━━━ Input data
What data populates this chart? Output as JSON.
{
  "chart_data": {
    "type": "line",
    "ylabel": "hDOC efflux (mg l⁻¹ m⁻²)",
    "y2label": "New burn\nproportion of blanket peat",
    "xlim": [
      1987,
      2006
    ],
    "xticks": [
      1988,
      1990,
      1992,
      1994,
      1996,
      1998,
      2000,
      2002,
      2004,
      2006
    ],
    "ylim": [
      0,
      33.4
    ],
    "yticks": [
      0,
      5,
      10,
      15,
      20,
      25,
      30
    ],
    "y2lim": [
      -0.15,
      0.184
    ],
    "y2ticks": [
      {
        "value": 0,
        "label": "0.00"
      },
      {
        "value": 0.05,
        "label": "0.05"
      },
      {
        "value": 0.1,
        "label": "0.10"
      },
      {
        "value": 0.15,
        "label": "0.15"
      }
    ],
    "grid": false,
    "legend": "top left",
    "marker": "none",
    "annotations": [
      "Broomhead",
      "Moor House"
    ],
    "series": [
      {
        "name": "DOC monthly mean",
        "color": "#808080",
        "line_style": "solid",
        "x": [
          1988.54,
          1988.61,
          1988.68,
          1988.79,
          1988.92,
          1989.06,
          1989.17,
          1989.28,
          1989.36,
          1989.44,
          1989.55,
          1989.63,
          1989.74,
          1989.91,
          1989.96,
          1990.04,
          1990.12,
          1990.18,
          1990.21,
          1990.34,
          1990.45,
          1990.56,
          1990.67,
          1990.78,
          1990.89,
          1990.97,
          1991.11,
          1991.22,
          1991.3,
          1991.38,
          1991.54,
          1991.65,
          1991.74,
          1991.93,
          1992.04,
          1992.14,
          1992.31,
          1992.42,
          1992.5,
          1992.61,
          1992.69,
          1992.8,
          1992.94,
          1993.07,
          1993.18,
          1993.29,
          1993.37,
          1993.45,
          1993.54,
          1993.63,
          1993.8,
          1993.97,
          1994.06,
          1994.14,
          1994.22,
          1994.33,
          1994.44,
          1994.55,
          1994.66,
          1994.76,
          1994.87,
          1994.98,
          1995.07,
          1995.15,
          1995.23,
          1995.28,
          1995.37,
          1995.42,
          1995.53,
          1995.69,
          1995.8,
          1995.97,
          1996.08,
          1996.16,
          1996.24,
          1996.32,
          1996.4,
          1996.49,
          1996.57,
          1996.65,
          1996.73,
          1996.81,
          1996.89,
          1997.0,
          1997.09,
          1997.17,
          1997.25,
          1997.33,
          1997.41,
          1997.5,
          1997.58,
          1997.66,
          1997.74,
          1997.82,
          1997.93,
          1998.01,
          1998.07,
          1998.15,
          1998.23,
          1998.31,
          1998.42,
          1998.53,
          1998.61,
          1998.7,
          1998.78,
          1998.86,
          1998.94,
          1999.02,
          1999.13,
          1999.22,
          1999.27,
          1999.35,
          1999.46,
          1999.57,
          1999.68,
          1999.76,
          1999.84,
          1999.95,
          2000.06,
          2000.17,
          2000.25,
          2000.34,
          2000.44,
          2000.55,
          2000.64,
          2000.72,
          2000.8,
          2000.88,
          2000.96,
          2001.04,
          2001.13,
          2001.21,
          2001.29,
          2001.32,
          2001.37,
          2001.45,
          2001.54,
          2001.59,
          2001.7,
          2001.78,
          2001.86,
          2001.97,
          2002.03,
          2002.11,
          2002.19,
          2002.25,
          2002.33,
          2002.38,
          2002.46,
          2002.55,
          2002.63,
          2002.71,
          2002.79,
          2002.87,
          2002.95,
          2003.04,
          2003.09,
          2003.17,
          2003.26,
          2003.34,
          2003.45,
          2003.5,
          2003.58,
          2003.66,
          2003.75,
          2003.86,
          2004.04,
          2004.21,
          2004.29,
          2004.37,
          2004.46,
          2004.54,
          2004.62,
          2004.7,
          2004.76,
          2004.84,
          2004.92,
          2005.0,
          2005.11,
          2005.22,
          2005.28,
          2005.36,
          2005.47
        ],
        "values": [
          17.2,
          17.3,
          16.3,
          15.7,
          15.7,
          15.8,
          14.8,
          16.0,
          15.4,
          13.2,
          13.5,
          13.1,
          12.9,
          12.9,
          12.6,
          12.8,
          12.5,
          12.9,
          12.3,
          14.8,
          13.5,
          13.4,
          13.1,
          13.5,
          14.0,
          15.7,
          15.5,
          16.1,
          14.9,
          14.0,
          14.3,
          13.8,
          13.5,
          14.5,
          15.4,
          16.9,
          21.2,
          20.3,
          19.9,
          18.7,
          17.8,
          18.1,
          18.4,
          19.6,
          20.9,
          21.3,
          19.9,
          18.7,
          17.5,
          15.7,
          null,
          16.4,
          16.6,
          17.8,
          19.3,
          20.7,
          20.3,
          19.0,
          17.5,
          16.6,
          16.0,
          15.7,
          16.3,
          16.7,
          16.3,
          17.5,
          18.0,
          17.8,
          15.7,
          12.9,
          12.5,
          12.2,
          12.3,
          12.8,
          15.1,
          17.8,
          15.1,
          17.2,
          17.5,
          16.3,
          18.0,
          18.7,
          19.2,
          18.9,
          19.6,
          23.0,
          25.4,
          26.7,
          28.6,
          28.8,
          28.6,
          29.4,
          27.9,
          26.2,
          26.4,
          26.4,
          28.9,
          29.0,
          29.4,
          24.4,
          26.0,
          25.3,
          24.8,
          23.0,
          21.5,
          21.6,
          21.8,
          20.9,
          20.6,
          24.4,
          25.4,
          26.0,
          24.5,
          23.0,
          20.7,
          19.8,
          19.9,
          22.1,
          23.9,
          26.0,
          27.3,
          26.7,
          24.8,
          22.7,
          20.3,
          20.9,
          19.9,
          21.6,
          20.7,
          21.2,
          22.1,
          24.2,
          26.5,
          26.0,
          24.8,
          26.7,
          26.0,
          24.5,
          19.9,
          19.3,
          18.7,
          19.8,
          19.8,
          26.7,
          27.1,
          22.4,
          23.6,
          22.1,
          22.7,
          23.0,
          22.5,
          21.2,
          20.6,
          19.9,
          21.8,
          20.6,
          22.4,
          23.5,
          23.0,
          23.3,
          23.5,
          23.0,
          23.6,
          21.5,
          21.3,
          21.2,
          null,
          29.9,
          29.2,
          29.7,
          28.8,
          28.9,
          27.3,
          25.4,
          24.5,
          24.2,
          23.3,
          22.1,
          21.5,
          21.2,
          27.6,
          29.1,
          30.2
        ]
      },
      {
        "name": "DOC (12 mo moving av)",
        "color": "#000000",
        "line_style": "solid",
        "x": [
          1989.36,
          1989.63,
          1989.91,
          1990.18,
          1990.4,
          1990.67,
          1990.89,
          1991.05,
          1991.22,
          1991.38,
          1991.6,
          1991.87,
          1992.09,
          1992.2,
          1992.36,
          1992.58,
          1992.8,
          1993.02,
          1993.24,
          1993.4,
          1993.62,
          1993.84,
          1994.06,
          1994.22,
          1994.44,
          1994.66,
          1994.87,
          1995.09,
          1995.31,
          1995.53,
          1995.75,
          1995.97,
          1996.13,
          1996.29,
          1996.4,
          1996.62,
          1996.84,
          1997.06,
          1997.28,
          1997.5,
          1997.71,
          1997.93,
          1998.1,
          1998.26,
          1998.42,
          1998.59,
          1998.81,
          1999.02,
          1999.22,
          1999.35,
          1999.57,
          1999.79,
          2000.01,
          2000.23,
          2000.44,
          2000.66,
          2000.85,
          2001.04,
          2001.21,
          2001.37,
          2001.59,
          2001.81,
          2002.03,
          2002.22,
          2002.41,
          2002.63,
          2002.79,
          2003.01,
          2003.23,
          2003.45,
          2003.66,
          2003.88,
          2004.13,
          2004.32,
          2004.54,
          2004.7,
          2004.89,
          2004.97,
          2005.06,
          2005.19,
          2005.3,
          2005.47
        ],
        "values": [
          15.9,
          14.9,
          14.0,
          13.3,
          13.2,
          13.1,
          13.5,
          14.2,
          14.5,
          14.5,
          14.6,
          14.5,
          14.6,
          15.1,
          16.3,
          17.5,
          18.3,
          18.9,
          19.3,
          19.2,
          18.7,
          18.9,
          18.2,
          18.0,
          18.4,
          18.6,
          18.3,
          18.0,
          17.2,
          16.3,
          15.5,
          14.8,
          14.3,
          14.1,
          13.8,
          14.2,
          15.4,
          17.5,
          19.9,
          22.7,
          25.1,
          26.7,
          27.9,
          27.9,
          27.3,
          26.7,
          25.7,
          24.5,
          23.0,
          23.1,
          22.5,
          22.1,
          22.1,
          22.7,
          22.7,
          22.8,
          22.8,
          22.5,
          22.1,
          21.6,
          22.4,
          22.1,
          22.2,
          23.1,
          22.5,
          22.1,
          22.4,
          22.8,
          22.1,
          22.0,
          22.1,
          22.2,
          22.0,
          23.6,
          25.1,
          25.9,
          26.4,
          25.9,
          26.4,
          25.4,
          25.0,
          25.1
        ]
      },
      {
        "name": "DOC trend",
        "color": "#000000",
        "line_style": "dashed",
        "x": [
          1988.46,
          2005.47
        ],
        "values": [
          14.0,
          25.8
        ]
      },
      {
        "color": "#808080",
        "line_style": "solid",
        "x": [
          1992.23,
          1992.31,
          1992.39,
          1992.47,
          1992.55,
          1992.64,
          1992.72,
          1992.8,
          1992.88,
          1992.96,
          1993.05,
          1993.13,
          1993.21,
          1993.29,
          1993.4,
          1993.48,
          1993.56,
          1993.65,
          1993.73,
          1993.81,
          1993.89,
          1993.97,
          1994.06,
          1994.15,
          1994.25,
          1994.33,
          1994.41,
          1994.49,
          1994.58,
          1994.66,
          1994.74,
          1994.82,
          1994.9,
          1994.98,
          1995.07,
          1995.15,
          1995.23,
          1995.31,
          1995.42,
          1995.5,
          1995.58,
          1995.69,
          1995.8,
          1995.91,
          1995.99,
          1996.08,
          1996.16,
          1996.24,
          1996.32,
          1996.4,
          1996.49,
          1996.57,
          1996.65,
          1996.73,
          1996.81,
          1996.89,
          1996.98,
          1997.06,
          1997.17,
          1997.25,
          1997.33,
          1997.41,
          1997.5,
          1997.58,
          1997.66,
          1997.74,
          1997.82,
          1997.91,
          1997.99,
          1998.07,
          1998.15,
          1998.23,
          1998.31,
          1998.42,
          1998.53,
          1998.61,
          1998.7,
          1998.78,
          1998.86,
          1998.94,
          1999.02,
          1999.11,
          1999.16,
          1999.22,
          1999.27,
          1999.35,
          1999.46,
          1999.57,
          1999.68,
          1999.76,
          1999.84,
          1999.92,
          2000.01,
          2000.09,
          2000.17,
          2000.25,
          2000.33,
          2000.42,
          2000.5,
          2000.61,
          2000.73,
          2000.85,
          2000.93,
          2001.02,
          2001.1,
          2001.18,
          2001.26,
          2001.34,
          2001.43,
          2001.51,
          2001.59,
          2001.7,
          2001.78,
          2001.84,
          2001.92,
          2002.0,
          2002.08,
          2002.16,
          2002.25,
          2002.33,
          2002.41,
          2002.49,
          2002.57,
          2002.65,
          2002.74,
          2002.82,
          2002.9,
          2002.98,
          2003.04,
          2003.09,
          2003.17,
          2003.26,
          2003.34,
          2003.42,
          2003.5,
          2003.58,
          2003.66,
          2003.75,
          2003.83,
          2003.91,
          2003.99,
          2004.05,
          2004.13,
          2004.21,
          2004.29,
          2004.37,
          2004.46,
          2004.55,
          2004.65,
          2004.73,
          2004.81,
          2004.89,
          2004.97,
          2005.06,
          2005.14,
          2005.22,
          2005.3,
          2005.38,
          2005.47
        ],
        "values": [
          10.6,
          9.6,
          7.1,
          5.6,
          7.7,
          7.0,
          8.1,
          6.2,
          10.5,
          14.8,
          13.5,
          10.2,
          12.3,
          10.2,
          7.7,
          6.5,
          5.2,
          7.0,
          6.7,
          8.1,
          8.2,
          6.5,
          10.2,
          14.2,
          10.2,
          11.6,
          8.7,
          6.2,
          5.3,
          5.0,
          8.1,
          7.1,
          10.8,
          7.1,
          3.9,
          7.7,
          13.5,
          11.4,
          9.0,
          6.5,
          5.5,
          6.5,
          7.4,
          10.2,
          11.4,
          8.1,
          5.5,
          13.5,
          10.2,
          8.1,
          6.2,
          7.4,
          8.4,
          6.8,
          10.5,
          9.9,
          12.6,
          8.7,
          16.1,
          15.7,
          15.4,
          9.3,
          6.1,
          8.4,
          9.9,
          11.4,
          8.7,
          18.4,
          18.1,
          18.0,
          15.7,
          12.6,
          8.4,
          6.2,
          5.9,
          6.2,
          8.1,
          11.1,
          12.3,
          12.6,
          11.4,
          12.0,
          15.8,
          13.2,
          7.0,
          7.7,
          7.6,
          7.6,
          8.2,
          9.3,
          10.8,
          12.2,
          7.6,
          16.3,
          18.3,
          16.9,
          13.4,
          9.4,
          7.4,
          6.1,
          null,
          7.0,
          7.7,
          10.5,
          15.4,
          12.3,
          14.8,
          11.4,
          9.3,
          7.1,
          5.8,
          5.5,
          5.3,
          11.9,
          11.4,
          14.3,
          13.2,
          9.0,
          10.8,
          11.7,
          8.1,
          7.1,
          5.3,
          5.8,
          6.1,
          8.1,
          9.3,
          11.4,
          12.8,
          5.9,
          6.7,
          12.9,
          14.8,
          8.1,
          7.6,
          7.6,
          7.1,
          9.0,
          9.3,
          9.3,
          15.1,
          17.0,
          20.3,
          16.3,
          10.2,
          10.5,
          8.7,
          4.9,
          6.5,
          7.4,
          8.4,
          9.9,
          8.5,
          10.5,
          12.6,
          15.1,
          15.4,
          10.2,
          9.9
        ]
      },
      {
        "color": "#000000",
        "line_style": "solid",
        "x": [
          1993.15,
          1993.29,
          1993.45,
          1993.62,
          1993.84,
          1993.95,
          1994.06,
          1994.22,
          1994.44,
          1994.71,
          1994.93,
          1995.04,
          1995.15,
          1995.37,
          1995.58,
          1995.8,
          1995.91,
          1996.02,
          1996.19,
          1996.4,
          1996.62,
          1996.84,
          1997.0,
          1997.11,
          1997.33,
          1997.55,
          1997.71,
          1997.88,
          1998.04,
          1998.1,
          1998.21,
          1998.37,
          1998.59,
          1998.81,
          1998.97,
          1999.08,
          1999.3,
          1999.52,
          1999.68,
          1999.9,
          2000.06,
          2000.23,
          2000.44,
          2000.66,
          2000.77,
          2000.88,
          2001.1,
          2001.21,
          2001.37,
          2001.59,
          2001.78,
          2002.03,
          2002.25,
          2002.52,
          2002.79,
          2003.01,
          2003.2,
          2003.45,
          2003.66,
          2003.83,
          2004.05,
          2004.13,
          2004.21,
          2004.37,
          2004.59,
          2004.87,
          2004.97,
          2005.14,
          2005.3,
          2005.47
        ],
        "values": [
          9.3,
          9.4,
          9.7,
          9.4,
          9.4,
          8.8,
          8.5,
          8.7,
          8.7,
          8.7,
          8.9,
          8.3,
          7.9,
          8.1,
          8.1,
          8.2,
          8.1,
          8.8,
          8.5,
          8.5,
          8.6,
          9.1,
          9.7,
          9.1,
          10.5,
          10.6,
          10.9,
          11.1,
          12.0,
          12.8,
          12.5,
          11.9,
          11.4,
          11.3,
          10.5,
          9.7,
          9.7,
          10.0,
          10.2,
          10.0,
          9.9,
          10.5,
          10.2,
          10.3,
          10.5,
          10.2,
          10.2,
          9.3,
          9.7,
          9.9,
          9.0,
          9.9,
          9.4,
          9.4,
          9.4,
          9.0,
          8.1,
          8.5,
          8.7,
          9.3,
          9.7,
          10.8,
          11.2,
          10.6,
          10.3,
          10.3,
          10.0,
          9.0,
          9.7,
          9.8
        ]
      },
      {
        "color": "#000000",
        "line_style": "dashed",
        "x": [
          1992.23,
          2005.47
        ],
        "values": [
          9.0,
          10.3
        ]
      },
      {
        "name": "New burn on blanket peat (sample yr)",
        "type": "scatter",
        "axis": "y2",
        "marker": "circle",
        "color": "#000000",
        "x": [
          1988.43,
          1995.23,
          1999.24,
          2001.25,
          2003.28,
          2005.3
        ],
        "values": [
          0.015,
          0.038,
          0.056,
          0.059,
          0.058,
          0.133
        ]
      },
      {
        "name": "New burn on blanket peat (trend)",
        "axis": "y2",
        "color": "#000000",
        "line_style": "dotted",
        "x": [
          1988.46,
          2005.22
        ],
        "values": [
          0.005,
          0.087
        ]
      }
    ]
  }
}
━━━━━━
> **Work instructions**: Look through the material above and pick out each line holding the word "trend".

> **Written answer**:
        "name": "DOC trend",
        "name": "New burn on blanket peat (trend)",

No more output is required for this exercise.